PROVIDED RECORDS:
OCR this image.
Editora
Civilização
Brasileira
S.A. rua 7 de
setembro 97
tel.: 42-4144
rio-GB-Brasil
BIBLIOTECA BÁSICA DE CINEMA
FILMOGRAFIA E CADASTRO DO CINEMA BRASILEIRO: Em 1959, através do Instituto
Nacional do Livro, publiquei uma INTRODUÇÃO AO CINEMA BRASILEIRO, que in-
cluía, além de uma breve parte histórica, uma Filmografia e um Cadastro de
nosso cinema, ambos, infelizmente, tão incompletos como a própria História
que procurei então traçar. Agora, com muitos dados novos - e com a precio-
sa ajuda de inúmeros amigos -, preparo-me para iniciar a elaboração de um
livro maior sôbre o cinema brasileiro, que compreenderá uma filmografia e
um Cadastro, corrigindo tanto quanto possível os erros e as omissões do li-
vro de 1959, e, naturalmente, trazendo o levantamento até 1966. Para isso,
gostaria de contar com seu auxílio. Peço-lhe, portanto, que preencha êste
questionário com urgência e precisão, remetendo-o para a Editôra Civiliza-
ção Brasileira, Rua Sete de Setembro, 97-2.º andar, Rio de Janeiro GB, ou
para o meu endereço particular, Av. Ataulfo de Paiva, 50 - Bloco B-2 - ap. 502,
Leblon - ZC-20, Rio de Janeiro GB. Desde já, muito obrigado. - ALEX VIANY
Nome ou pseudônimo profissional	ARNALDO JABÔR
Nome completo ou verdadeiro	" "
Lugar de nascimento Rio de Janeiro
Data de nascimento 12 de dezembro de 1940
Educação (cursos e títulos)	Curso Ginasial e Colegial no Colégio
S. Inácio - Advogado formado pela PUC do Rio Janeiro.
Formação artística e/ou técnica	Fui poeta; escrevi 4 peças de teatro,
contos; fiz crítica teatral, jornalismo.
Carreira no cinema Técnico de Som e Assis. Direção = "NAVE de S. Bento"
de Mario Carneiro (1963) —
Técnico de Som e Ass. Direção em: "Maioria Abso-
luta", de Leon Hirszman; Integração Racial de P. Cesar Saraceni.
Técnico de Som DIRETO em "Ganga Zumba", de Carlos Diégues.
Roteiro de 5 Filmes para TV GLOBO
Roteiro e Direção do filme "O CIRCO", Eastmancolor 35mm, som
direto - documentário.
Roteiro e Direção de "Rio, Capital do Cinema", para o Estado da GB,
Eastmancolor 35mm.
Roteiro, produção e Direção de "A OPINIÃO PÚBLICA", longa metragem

STATED PROBLEM:
Pick out the lines containing the word "Técnico" and show them.

ANSWER TO THIS TASK:
Carreira no cinema Técnico de Som e Assis. Direção = "NAVE de S. Bento"
Técnico de Som e Ass. Direção em: "Maioria Abso-
Técnico de Som DIRETO em "Ganga Zumba", de Carlos Diégues.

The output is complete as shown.